[Data items]:
____________
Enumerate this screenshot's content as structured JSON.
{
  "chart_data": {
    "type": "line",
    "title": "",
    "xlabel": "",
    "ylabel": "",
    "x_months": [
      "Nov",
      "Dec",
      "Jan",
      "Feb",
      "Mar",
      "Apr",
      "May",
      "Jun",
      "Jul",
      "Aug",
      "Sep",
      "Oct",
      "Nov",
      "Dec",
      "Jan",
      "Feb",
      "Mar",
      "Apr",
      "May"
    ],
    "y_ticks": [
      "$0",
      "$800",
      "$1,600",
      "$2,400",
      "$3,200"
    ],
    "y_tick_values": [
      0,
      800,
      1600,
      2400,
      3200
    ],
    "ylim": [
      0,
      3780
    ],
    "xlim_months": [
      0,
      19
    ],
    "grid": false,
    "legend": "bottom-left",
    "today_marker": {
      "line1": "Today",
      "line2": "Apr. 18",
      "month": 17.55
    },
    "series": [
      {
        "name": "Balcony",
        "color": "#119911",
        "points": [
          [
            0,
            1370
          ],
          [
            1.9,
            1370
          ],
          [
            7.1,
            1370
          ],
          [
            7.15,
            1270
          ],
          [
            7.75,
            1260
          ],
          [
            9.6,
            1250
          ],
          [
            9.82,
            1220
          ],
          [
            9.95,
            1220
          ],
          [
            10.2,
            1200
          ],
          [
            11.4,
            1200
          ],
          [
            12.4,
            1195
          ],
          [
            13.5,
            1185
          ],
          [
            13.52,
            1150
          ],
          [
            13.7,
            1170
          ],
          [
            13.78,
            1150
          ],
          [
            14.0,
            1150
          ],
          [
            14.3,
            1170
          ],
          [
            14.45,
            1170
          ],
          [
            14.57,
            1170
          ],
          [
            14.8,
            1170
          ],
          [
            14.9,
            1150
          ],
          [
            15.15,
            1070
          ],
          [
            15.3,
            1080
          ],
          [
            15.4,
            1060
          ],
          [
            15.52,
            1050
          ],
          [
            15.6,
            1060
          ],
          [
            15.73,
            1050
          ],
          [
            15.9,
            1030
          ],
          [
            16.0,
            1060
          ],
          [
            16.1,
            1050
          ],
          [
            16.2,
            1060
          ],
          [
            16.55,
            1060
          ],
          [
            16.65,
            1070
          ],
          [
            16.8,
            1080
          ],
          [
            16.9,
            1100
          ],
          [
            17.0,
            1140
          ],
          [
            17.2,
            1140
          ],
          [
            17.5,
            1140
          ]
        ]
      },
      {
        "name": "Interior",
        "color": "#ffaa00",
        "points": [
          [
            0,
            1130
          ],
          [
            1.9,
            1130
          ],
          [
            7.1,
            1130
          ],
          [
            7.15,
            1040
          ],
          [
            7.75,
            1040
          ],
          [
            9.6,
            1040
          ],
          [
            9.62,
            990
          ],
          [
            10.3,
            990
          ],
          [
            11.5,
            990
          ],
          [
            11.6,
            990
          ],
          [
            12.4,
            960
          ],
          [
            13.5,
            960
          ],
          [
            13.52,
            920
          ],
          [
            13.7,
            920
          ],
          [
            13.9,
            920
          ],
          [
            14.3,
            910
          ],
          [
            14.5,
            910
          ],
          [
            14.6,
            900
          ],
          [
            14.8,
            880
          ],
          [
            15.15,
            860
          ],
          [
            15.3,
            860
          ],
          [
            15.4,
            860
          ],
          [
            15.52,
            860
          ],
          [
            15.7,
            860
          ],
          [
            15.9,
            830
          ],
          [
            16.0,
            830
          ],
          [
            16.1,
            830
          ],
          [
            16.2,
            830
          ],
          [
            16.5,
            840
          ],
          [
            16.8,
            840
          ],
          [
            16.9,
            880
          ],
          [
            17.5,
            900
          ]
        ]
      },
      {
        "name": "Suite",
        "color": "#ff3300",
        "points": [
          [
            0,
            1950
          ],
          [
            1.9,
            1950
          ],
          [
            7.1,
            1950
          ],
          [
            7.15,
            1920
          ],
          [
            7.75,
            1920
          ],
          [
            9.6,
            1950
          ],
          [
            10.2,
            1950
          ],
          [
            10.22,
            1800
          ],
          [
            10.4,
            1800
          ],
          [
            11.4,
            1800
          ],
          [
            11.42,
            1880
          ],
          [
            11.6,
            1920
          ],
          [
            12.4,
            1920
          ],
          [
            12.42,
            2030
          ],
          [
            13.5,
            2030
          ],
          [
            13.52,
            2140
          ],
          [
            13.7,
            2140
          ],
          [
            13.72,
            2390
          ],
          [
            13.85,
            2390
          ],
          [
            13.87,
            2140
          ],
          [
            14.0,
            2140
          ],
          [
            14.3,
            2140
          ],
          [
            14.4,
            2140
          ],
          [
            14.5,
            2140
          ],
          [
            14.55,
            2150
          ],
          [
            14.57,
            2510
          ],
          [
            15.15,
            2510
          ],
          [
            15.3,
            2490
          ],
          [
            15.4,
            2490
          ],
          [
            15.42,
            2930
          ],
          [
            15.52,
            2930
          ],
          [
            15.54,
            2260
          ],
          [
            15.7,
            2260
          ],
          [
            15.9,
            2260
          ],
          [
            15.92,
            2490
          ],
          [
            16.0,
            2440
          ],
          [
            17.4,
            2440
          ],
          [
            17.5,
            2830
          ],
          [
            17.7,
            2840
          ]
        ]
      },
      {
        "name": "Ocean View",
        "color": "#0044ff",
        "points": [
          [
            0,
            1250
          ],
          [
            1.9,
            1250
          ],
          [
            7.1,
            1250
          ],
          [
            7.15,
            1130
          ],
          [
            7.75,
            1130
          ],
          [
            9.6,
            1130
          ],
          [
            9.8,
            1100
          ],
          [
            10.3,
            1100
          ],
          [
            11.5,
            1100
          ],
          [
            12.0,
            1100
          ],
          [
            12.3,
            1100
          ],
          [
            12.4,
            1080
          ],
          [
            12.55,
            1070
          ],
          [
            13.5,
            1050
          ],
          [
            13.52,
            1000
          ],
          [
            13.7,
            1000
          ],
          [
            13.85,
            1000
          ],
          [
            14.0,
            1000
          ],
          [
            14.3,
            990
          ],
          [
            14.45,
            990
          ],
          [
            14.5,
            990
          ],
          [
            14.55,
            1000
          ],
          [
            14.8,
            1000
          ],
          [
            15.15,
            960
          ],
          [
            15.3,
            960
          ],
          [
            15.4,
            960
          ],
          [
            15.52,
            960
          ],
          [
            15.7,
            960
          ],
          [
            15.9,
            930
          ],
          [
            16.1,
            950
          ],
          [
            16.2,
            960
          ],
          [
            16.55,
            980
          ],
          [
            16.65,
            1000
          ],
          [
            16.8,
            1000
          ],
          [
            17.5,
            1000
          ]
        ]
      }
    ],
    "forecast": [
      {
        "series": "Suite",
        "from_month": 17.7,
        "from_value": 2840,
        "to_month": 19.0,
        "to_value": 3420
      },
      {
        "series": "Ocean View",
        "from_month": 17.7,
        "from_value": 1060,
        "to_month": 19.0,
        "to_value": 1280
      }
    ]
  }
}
____________
[Your instructions]: Every line of the data above should be reproduced word for word.

[Exercise answer]:
Enumerate this screenshot's content as structured JSON.
{
  "chart_data": {
    "type": "line",
    "title": "",
    "xlabel": "",
    "ylabel": "",
    "x_months": [
      "Nov",
      "Dec",
      "Jan",
      "Feb",
      "Mar",
      "Apr",
      "May",
      "Jun",
      "Jul",
      "Aug",
      "Sep",
      "Oct",
      "Nov",
      "Dec",
      "Jan",
      "Feb",
      "Mar",
      "Apr",
      "May"
    ],
    "y_ticks": [
      "$0",
      "$800",
      "$1,600",
      "$2,400",
      "$3,200"
    ],
    "y_tick_values": [
      0,
      800,
      1600,
      2400,
      3200
    ],
    "ylim": [
      0,
      3780
    ],
    "xlim_months": [
      0,
      19
    ],
    "grid": false,
    "legend": "bottom-left",
    "today_marker": {
      "line1": "Today",
      "line2": "Apr. 18",
      "month": 17.55
    },
    "series": [
      {
        "name": "Balcony",
        "color": "#119911",
        "points": [
          [
            0,
            1370
          ],
          [
            1.9,
            1370
          ],
          [
            7.1,
            1370
          ],
          [
            7.15,
            1270
          ],
          [
            7.75,
            1260
          ],
          [
            9.6,
            1250
          ],
          [
            9.82,
            1220
          ],
          [
            9.95,
            1220
          ],
          [
            10.2,
            1200
          ],
          [
            11.4,
            1200
          ],
          [
            12.4,
            1195
          ],
          [
            13.5,
            1185
          ],
          [
            13.52,
            1150
          ],
          [
            13.7,
            1170
          ],
          [
            13.78,
            1150
          ],
          [
            14.0,
            1150
          ],
          [
            14.3,
            1170
          ],
          [
            14.45,
            1170
          ],
          [
            14.57,
            1170
          ],
          [
            14.8,
            1170
          ],
          [
            14.9,
            1150
          ],
          [
            15.15,
            1070
          ],
          [
            15.3,
            1080
          ],
          [
            15.4,
            1060
          ],
          [
            15.52,
            1050
          ],
          [
            15.6,
            1060
          ],
          [
            15.73,
            1050
          ],
          [
            15.9,
            1030
          ],
          [
            16.0,
            1060
          ],
          [
            16.1,
            1050
          ],
          [
            16.2,
            1060
          ],
          [
            16.55,
            1060
          ],
          [
            16.65,
            1070
          ],
          [
            16.8,
            1080
          ],
          [
            16.9,
            1100
          ],
          [
            17.0,
            1140
          ],
          [
            17.2,
            1140
          ],
          [
            17.5,
            1140
          ]
        ]
      },
      {
        "name": "Interior",
        "color": "#ffaa00",
        "points": [
          [
            0,
            1130
          ],
          [
            1.9,
            1130
          ],
          [
            7.1,
            1130
          ],
          [
            7.15,
            1040
          ],
          [
            7.75,
            1040
          ],
          [
            9.6,
            1040
          ],
          [
            9.62,
            990
          ],
          [
            10.3,
            990
          ],
          [
            11.5,
            990
          ],
          [
            11.6,
            990
          ],
          [
            12.4,
            960
          ],
          [
            13.5,
            960
          ],
          [
            13.52,
            920
          ],
          [
            13.7,
            920
          ],
          [
            13.9,
            920
          ],
          [
            14.3,
            910
          ],
          [
            14.5,
            910
          ],
          [
            14.6,
            900
          ],
          [
            14.8,
            880
          ],
          [
            15.15,
            860
          ],
          [
            15.3,
            860
          ],
          [
            15.4,
            860
          ],
          [
            15.52,
            860
          ],
          [
            15.7,
            860
          ],
          [
            15.9,
            830
          ],
          [
            16.0,
            830
          ],
          [
            16.1,
            830
          ],
          [
            16.2,
            830
          ],
          [
            16.5,
            840
          ],
          [
            16.8,
            840
          ],
          [
            16.9,
            880
          ],
          [
            17.5,
            900
          ]
        ]
      },
      {
        "name": "Suite",
        "color": "#ff3300",
        "points": [
          [
            0,
            1950
          ],
          [
            1.9,
            1950
          ],
          [
            7.1,
            1950
          ],
          [
            7.15,
            1920
          ],
          [
            7.75,
            1920
          ],
          [
            9.6,
            1950
          ],
          [
            10.2,
            1950
          ],
          [
            10.22,
            1800
          ],
          [
            10.4,
            1800
          ],
          [
            11.4,
            1800
          ],
          [
            11.42,
            1880
          ],
          [
            11.6,
            1920
          ],
          [
            12.4,
            1920
          ],
          [
            12.42,
            2030
          ],
          [
            13.5,
            2030
          ],
          [
            13.52,
            2140
          ],
          [
            13.7,
            2140
          ],
          [
            13.72,
            2390
          ],
          [
            13.85,
            2390
          ],
          [
            13.87,
            2140
          ],
          [
            14.0,
            2140
          ],
          [
            14.3,
            2140
          ],
          [
            14.4,
            2140
          ],
          [
            14.5,
            2140
          ],
          [
            14.55,
            2150
          ],
          [
            14.57,
            2510
          ],
          [
            15.15,
            2510
          ],
          [
            15.3,
            2490
          ],
          [
            15.4,
            2490
          ],
          [
            15.42,
            2930
          ],
          [
            15.52,
            2930
          ],
          [
            15.54,
            2260
          ],
          [
            15.7,
            2260
          ],
          [
            15.9,
            2260
          ],
          [
            15.92,
            2490
          ],
          [
            16.0,
            2440
          ],
          [
            17.4,
            2440
          ],
          [
            17.5,
            2830
          ],
          [
            17.7,
            2840
          ]
        ]
      },
      {
        "name": "Ocean View",
        "color": "#0044ff",
        "points": [
          [
            0,
            1250
          ],
          [
            1.9,
            1250
          ],
          [
            7.1,
            1250
          ],
          [
            7.15,
            1130
          ],
          [
            7.75,
            1130
          ],
          [
            9.6,
            1130
          ],
          [
            9.8,
            1100
          ],
          [
            10.3,
            1100
          ],
          [
            11.5,
            1100
          ],
          [
            12.0,
            1100
          ],
          [
            12.3,
            1100
          ],
          [
            12.4,
            1080
          ],
          [
            12.55,
            1070
          ],
          [
            13.5,
            1050
          ],
          [
            13.52,
            1000
          ],
          [
            13.7,
            1000
          ],
          [
            13.85,
            1000
          ],
          [
            14.0,
            1000
          ],
          [
            14.3,
            990
          ],
          [
            14.45,
            990
          ],
          [
            14.5,
            990
          ],
          [
            14.55,
            1000
          ],
          [
            14.8,
            1000
          ],
          [
            15.15,
            960
          ],
          [
            15.3,
            960
          ],
          [
            15.4,
            960
          ],
          [
            15.52,
            960
          ],
          [
            15.7,
            960
          ],
          [
            15.9,
            930
          ],
          [
            16.1,
            950
          ],
          [
            16.2,
            960
          ],
          [
            16.55,
            980
          ],
          [
            16.65,
            1000
          ],
          [
            16.8,
            1000
          ],
          [
            17.5,
            1000
          ]
        ]
      }
    ],
    "forecast": [
      {
        "series": "Suite",
        "from_month": 17.7,
        "from_value": 2840,
        "to_month": 19.0,
        "to_value": 3420
      },
      {
        "series": "Ocean View",
        "from_month": 17.7,
        "from_value": 1060,
        "to_month": 19.0,
        "to_value": 1280
      }
    ]
  }
}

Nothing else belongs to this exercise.